Locate the line containing "Output a JSON" in the material below; repeat it and every line after it, exactly as written.

*****

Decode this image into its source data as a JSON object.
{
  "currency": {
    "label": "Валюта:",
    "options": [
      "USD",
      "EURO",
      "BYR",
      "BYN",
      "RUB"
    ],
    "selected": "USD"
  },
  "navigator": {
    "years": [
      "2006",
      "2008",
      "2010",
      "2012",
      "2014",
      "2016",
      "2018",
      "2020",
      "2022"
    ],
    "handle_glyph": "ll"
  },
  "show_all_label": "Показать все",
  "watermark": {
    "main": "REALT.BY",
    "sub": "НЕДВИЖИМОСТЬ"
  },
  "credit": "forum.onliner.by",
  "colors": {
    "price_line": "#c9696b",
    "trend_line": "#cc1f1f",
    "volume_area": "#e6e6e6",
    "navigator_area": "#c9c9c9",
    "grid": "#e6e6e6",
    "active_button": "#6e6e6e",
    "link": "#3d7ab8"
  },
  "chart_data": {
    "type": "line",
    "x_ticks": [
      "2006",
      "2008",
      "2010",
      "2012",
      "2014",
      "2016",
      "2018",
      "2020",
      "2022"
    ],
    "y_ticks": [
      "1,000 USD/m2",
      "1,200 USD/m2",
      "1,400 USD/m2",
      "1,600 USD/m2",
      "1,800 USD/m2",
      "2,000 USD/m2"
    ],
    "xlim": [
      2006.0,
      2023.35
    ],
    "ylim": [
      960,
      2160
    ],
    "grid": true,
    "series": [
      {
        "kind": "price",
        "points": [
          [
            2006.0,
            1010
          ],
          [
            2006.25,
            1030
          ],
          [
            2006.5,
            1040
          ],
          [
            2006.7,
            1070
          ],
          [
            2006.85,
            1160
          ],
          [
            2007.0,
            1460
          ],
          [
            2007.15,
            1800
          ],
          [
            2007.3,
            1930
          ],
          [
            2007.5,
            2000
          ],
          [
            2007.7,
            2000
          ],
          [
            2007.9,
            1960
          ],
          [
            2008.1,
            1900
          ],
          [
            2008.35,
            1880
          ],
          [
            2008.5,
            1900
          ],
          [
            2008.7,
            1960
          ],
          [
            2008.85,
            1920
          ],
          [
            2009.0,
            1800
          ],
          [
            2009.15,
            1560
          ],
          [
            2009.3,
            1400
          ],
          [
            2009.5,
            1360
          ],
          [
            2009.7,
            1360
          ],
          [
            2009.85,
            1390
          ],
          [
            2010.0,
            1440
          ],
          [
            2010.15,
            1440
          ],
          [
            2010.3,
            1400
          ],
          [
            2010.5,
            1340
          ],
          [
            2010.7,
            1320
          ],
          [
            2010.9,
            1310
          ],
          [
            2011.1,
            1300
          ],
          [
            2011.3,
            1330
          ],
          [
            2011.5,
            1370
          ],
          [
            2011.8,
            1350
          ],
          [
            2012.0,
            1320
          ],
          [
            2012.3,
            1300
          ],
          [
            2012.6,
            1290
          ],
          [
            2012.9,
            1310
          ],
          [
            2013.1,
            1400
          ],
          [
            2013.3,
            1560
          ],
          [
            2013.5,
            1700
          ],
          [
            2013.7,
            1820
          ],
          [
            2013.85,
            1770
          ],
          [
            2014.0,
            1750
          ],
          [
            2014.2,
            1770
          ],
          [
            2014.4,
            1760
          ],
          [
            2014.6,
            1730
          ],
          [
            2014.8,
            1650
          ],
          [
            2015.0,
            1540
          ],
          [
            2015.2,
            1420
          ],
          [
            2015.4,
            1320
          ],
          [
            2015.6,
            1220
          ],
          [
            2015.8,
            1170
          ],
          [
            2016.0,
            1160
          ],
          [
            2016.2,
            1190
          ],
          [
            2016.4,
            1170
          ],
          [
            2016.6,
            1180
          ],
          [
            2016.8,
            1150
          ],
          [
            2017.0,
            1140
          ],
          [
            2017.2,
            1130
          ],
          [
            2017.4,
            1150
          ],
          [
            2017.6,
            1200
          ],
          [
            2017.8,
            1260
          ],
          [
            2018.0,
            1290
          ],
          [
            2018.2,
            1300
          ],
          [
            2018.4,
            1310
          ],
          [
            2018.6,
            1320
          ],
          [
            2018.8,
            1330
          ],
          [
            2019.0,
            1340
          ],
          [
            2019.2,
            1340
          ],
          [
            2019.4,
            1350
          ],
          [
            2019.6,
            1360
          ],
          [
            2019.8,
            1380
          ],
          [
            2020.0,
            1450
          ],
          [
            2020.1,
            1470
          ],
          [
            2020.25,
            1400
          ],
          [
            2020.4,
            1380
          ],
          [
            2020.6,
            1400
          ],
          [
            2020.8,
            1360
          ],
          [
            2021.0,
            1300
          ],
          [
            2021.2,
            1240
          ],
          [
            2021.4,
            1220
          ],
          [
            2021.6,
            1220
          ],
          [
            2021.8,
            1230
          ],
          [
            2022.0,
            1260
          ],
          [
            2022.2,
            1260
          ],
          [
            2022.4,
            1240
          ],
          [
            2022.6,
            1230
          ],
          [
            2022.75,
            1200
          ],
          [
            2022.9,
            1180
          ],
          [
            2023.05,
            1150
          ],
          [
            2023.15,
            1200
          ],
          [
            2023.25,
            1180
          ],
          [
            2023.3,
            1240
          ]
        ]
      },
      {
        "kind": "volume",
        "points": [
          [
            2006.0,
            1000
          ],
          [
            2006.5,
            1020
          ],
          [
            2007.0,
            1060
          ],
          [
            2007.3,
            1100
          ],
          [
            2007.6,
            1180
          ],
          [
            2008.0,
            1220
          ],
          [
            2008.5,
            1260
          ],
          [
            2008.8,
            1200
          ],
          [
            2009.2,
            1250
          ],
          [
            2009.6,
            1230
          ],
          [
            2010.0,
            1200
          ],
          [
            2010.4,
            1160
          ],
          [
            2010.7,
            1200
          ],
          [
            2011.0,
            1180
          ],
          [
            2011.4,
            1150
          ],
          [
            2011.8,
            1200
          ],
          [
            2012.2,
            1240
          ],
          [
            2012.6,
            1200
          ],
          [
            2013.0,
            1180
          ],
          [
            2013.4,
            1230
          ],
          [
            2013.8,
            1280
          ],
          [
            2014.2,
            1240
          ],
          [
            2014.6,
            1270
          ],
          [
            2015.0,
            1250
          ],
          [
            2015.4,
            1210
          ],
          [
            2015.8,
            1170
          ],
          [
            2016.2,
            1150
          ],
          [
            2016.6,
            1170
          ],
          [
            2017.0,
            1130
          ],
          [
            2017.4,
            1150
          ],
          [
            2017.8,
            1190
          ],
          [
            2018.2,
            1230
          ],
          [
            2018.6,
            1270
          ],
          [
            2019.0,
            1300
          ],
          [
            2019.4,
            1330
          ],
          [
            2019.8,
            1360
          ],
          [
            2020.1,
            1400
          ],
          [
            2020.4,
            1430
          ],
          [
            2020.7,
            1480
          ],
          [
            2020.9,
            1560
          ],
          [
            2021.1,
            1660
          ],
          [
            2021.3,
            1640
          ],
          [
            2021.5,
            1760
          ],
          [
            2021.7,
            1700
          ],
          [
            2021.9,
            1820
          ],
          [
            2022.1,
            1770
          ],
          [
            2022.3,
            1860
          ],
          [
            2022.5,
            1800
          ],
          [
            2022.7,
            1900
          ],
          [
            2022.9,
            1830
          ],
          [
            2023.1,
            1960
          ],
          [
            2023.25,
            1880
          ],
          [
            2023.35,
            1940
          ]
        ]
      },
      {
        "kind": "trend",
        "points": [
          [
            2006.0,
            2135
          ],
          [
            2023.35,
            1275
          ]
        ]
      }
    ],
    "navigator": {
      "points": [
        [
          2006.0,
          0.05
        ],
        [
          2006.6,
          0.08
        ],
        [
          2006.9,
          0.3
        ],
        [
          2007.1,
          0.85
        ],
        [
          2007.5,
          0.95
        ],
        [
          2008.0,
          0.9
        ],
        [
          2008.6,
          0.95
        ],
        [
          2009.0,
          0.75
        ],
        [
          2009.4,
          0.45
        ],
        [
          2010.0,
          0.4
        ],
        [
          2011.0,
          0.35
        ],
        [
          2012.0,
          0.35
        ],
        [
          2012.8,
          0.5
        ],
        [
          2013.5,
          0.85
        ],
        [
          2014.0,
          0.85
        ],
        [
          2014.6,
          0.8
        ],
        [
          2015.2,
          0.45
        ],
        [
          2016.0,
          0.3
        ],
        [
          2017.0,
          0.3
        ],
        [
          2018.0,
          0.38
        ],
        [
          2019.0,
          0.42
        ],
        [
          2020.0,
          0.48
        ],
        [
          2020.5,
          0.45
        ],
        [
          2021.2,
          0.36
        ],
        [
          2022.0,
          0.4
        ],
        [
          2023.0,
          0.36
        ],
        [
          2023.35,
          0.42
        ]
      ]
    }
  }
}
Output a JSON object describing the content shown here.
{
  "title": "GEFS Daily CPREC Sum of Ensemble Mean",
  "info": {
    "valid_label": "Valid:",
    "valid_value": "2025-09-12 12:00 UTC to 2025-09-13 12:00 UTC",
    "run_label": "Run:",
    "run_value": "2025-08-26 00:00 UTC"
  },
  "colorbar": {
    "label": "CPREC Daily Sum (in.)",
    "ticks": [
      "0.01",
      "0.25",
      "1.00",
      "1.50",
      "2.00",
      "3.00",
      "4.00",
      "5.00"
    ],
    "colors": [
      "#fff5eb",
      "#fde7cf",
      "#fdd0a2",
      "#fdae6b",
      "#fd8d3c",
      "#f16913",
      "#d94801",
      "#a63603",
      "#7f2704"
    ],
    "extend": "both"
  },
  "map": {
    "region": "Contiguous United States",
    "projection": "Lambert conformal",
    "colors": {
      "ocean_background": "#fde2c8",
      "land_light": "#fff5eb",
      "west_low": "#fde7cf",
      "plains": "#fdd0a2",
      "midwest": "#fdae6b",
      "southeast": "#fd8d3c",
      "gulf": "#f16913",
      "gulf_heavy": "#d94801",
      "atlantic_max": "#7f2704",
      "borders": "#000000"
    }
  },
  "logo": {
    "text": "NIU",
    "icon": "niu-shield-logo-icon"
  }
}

*****

#### [The result]
Output a JSON object describing the content shown here.
{
  "title": "GEFS Daily CPREC Sum of Ensemble Mean",
  "info": {
    "valid_label": "Valid:",
    "valid_value": "2025-09-12 12:00 UTC to 2025-09-13 12:00 UTC",
    "run_label": "Run:",
    "run_value": "2025-08-26 00:00 UTC"
  },
  "colorbar": {
    "label": "CPREC Daily Sum (in.)",
    "ticks": [
      "0.01",
      "0.25",
      "1.00",
      "1.50",
      "2.00",
      "3.00",
      "4.00",
      "5.00"
    ],
    "colors": [
      "#fff5eb",
      "#fde7cf",
      "#fdd0a2",
      "#fdae6b",
      "#fd8d3c",
      "#f16913",
      "#d94801",
      "#a63603",
      "#7f2704"
    ],
    "extend": "both"
  },
  "map": {
    "region": "Contiguous United States",
    "projection": "Lambert conformal",
    "colors": {
      "ocean_background": "#fde2c8",
      "land_light": "#fff5eb",
      "west_low": "#fde7cf",
      "plains": "#fdd0a2",
      "midwest": "#fdae6b",
      "southeast": "#fd8d3c",
      "gulf": "#f16913",
      "gulf_heavy": "#d94801",
      "atlantic_max": "#7f2704",
      "borders": "#000000"
    }
  },
  "logo": {
    "text": "NIU",
    "icon": "niu-shield-logo-icon"
  }
}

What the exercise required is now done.